- _JOB_
Below is a block of records; repeat each one exactly.

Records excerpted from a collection
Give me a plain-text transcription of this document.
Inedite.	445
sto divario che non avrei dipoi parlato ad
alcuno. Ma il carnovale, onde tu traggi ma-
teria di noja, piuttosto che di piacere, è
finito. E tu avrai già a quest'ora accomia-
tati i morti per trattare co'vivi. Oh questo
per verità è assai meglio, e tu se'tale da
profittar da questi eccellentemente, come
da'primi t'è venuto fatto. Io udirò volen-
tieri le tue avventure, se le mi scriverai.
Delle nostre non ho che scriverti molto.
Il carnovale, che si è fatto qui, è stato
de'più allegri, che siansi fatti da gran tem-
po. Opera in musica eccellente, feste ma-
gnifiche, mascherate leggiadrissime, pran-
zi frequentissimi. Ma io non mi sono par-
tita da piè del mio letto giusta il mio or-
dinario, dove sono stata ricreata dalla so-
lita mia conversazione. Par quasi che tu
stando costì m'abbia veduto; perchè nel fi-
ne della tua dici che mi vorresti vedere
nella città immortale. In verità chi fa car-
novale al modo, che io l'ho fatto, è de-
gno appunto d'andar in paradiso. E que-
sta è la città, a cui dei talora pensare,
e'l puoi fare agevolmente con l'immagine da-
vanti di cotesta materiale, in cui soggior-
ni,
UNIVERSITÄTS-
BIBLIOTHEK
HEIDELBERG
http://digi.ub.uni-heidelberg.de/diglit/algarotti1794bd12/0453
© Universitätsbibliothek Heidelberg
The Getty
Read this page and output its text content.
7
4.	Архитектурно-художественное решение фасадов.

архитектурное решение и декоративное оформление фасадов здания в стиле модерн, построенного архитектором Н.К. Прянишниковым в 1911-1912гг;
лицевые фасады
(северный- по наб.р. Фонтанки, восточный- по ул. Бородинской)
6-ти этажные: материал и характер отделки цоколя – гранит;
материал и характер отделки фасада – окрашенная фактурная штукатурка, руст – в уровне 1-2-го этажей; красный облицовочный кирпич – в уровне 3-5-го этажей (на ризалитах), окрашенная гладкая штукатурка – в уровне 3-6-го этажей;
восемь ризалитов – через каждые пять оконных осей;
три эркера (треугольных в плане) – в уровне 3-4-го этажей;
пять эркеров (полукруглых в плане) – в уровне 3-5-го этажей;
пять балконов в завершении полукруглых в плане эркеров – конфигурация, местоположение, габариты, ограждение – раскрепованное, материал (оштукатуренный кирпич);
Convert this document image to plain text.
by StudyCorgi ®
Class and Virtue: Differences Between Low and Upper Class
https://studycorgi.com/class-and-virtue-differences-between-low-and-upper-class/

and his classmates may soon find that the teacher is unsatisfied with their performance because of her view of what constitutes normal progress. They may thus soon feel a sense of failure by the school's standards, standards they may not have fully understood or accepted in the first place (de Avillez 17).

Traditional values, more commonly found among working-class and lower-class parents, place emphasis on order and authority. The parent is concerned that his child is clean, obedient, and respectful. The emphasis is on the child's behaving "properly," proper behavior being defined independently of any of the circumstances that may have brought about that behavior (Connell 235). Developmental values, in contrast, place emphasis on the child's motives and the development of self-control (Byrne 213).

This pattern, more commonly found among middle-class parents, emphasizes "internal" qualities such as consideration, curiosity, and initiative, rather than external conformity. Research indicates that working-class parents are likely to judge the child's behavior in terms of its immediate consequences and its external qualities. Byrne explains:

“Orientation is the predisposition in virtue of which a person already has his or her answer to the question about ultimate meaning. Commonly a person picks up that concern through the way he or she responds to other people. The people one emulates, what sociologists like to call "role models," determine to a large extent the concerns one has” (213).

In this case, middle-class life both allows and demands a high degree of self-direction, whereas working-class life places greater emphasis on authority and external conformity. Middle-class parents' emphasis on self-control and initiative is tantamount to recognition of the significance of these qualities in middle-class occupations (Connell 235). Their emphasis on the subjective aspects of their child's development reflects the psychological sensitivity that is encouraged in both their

- _THE COMPLETED TASK_
Give me a plain-text transcription of this document.
Inedite.	445
sto divario che non avrei dipoi parlato ad
alcuno. Ma il carnovale, onde tu traggi ma-
teria di noja, piuttosto che di piacere, è
finito. E tu avrai già a quest'ora accomia-
tati i morti per trattare co'vivi. Oh questo
per verità è assai meglio, e tu se'tale da
profittar da questi eccellentemente, come
da'primi t'è venuto fatto. Io udirò volen-
tieri le tue avventure, se le mi scriverai.
Delle nostre non ho che scriverti molto.
Il carnovale, che si è fatto qui, è stato
de'più allegri, che siansi fatti da gran tem-
po. Opera in musica eccellente, feste ma-
gnifiche, mascherate leggiadrissime, pran-
zi frequentissimi. Ma io non mi sono par-
tita da piè del mio letto giusta il mio or-
dinario, dove sono stata ricreata dalla so-
lita mia conversazione. Par quasi che tu
stando costì m'abbia veduto; perchè nel fi-
ne della tua dici che mi vorresti vedere
nella città immortale. In verità chi fa car-
novale al modo, che io l'ho fatto, è de-
gno appunto d'andar in paradiso. E que-
sta è la città, a cui dei talora pensare,
e'l puoi fare agevolmente con l'immagine da-
vanti di cotesta materiale, in cui soggior-
ni,
UNIVERSITÄTS-
BIBLIOTHEK
HEIDELBERG
http://digi.ub.uni-heidelberg.de/diglit/algarotti1794bd12/0453
© Universitätsbibliothek Heidelberg
The Getty
Read this page and output its text content.
7
4.	Архитектурно-художественное решение фасадов.

архитектурное решение и декоративное оформление фасадов здания в стиле модерн, построенного архитектором Н.К. Прянишниковым в 1911-1912гг;
лицевые фасады
(северный- по наб.р. Фонтанки, восточный- по ул. Бородинской)
6-ти этажные: материал и характер отделки цоколя – гранит;
материал и характер отделки фасада – окрашенная фактурная штукатурка, руст – в уровне 1-2-го этажей; красный облицовочный кирпич – в уровне 3-5-го этажей (на ризалитах), окрашенная гладкая штукатурка – в уровне 3-6-го этажей;
восемь ризалитов – через каждые пять оконных осей;
три эркера (треугольных в плане) – в уровне 3-4-го этажей;
пять эркеров (полукруглых в плане) – в уровне 3-5-го этажей;
пять балконов в завершении полукруглых в плане эркеров – конфигурация, местоположение, габариты, ограждение – раскрепованное, материал (оштукатуренный кирпич);
Convert this document image to plain text.
by StudyCorgi ®
Class and Virtue: Differences Between Low and Upper Class
https://studycorgi.com/class-and-virtue-differences-between-low-and-upper-class/

and his classmates may soon find that the teacher is unsatisfied with their performance because of her view of what constitutes normal progress. They may thus soon feel a sense of failure by the school's standards, standards they may not have fully understood or accepted in the first place (de Avillez 17).

Traditional values, more commonly found among working-class and lower-class parents, place emphasis on order and authority. The parent is concerned that his child is clean, obedient, and respectful. The emphasis is on the child's behaving "properly," proper behavior being defined independently of any of the circumstances that may have brought about that behavior (Connell 235). Developmental values, in contrast, place emphasis on the child's motives and the development of self-control (Byrne 213).

This pattern, more commonly found among middle-class parents, emphasizes "internal" qualities such as consideration, curiosity, and initiative, rather than external conformity. Research indicates that working-class parents are likely to judge the child's behavior in terms of its immediate consequences and its external qualities. Byrne explains:

“Orientation is the predisposition in virtue of which a person already has his or her answer to the question about ultimate meaning. Commonly a person picks up that concern through the way he or she responds to other people. The people one emulates, what sociologists like to call "role models," determine to a large extent the concerns one has” (213).

In this case, middle-class life both allows and demands a high degree of self-direction, whereas working-class life places greater emphasis on authority and external conformity. Middle-class parents' emphasis on self-control and initiative is tantamount to recognition of the significance of these qualities in middle-class occupations (Connell 235). Their emphasis on the subjective aspects of their child's development reflects the psychological sensitivity that is encouraged in both their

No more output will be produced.